# START OF EXCERPTED PASSAGE

Microservices vs. Monoliths: Why Every Developer Must Also Be a Cybersecurity Professional

Miranda Rudy-Nguyen

March 28, 2023

When Watts Humphrey stated that every business is a software business, organizations realized that their survival depended on software. Today, developers also need to view cybersecurity as part of their responsibilities. It’s not enough to add security as an afterthought.

A global shortage of cybersecurity talent continues, with an estimated 3.4 million positions unfilled in 2022. At the same time, cyberattacks intensify. Forty-eight percent of companies reported a cyberattack in the last year. As the gap between supply and demand widens, organizations will look to software providers for better ways to secure applications and minimize risk.

According to Hiscox’s 2022 report, many organizations are using the US National Institute of Science and Technology’s (NIST) SP800-160 standard as a blueprint for strengthening security defenses. Part of that standard offers a framework for incorporating security measures into the development process.

Patching security weaknesses after release is a little like shutting the barn door after the animals have escaped. Developers chase after the illusive vulnerability, trying to corral and correct it. No matter how hard they try, developers can’t make an existing system as secure as one built with security best practices in mind.

When modernizing legacy systems, developers often adopt a microservices architecture. However, making that the default choice means ignoring the associated security risks. They must assess the potential risks and mitigation methods of monolithic vs. microservice designs to determine the most secure implementation.

Security Risks: Microservices vs. Monoliths

Security, like time, is relative. Is a monolith application less secure than microservices? Not always. For example, a simple monolith application with a small attack surface may be more secure than the same application using microservices.

An attack surface is a set of points on the boundary of a system where bad actors can gain access. A monolith application often has a smaller attack service than its microservice-based counterpart.

That said, attack surfaces are not the only security concerns facing developers as they look to incorporate security into the design of an application. Other areas to consider include coupling, authentication, and containerization.

Security Concern #1: Coupling vs. Decoupling 

Legacy software may have thousands of lines of code wrapped into a single application. The individual components are interconnected, creating a tightly coupled piece of software. Microservices, by design, are loosely coupled. Each service is self-contained, resulting in fewer dependencies.

When bad actors compromise monoliths, they gain access to the entire application. The damage can be catastrophic. With microservices, a single compromise does not guarantee access to multiple services. 

Related: Monoliths to Microservices 4 Modernization Best Practices

Once exploitation is detected, it can take months to contain. IBM’s latest Cost of a Data Breach report found that the average time to containment was 75 days. The shorter the data breach lifecycle, the lower the cost.

Given the inherent coupling of a monolith, finding the vulnerability can be challenging, especially if dead code has accumulated. The discrete nature of microservices makes it easier for programmers to locate a possible breach, reducing its lifecycle length and associated costs.

# END OF EXCERPTED PASSAGE

WORK TO DO:
• 1. From the article on microservices versus monoliths, list the areas, other than attack surfaces, that it names for developers to consider when building security into an application's design.
• 2. Carry on the article about microservice and monolith security, picking up after its final sentence.

# START OF LISTED RECORDS

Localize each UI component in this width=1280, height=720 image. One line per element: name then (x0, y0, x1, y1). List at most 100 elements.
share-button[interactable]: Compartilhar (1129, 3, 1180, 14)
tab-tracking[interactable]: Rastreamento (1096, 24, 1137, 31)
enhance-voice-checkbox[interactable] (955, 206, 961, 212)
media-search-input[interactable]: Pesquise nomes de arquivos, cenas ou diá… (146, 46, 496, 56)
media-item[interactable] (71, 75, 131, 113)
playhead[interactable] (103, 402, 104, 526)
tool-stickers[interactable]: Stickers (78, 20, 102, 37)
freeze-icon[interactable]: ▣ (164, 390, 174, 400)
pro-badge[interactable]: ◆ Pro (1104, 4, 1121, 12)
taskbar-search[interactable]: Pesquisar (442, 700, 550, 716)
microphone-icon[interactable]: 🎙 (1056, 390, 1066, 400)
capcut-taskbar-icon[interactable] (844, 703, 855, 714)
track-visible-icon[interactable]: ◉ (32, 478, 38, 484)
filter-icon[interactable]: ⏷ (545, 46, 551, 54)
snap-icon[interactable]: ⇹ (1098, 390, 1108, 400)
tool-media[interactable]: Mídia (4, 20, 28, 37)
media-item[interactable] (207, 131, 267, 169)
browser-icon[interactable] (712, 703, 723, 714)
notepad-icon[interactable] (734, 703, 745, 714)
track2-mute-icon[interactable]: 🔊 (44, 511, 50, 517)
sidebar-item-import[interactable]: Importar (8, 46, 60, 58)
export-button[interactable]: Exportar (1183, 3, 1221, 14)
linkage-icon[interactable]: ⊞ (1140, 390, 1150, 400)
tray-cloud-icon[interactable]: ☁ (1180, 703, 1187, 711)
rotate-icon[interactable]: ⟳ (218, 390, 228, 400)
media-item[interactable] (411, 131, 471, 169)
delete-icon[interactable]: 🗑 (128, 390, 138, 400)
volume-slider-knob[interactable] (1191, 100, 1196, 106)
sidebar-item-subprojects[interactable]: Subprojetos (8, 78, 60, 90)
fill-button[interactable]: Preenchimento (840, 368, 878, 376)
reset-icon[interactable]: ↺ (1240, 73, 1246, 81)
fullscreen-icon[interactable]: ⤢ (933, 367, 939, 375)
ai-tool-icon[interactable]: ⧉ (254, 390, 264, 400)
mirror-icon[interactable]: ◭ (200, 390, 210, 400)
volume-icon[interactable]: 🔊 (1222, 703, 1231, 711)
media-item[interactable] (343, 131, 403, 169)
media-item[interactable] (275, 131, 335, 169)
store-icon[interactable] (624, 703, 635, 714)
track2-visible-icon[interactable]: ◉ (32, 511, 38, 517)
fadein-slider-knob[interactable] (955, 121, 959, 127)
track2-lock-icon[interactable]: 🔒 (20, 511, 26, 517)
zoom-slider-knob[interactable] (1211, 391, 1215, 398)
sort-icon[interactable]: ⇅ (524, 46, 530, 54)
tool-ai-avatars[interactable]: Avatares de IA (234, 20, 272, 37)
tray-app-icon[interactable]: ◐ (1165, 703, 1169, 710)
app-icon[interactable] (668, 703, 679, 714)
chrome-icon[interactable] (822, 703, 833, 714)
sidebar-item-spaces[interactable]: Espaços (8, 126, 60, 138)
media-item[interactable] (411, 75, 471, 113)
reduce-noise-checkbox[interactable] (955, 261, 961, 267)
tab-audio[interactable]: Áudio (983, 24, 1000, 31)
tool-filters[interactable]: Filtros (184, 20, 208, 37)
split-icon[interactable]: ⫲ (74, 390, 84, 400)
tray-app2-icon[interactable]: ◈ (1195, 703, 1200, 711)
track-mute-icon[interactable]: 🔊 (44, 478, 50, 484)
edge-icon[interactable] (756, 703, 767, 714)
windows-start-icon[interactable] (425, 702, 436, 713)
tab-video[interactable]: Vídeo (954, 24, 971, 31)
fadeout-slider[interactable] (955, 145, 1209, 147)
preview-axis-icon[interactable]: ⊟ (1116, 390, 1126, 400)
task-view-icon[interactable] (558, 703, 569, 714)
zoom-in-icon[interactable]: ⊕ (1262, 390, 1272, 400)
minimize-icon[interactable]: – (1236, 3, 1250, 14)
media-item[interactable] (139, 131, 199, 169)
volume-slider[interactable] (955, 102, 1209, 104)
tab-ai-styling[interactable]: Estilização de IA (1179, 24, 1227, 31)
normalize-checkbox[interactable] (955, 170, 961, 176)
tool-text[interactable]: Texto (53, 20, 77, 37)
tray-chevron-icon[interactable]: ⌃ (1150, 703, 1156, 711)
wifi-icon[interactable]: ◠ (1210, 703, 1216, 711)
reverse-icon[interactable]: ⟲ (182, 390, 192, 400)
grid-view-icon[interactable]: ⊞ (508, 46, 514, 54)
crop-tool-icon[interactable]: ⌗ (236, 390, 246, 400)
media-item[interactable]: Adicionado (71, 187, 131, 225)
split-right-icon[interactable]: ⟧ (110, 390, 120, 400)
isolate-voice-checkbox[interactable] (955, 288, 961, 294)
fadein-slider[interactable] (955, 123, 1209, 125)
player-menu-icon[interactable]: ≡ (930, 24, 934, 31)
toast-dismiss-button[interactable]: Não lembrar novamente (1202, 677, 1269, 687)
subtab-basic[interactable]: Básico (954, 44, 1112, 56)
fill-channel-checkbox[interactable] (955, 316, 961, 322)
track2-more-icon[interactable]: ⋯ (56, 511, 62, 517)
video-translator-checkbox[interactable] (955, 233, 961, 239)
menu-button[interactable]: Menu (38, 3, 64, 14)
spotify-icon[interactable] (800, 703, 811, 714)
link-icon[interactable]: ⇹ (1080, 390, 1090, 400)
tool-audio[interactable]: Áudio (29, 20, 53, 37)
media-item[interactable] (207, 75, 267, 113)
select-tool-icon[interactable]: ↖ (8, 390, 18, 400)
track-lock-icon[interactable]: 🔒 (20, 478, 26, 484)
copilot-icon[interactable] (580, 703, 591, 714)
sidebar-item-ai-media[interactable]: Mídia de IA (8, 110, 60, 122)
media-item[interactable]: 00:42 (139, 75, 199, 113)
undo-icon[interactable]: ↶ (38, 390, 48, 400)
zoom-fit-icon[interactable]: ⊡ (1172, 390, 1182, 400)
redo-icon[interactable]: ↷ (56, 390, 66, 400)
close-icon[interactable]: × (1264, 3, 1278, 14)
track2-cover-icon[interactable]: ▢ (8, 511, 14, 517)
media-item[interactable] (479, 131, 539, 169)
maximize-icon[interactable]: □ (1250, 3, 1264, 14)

# END OF LISTED RECORDS

TASK-BY-TASK ANSWERS:
• 1. Coupling, authentication, containerization

• 2.
Security Concern #2: Attack Surface Sizes

As mentioned above, attack surfaces are points on the boundary of a system where an unauthorized user can gain access. The larger the boundary, the higher the risk. While current methods may default to microservices, they may not be the most secure architecture in every instance.

For example, an application with a few modules will have a smaller attack surface than the multiple microservices required to deliver the same functionality. The individual surfaces would be smaller, but the total surface of the application would be larger.

At the same time, a monolith application can become difficult to manage if it becomes too complex. Most legacy monoliths are complex, with multiple functions, modules, and subroutines. Developers must weigh attack surfaces against complexity when designing an application.

When a vulnerability is identified, it may take hours or even days to locate and patch the weakness in a monolithic application. Microservices are discrete components that enable programmers to find and correct flaws quickly.

Security Concern #3: Authentication Complexity

Monoliths use one-and-done authentication. Since accessing different resources occurs within the same application, identifying the requesting source in each module is redundant. However, that same approach shouldn’t be applied when migrating to a microservices design.

Microservices communicate through application programming interfaces, called APIs, when they need access to another microservice. Every request is an opportunity for compromise. That’s why microservices must incorporate authentication and authorization functionality in their design.

Adding this level of security as an afterthought creates its own set of vulnerabilities. Ensuring that each microservice has an authentication code in place can be challenging, depending on the number of services. If multiple developers are involved, implementation can vary. Finally, programmers from a monolith environment may overlook the requirement if it’s not part of their coding mindset.

Making an application less vulnerable is an essential feature of security by design. Application designs should include robust authentication and authorization code, whether monolith or microservices. Developers should consider a zero-trust implementation that requires continuous verification.

Security Concern #4:  Container Weaknesses

Moving applications into containers provides portability, fewer resources, and consistent operation. Both microservices and monoliths can operate in containers. However, containerized environments add another layer of security, provided they are managed correctly. Common security weaknesses include privileges, images, and visibility. Any application running in a container—whether monolith or microservice—shares these risks.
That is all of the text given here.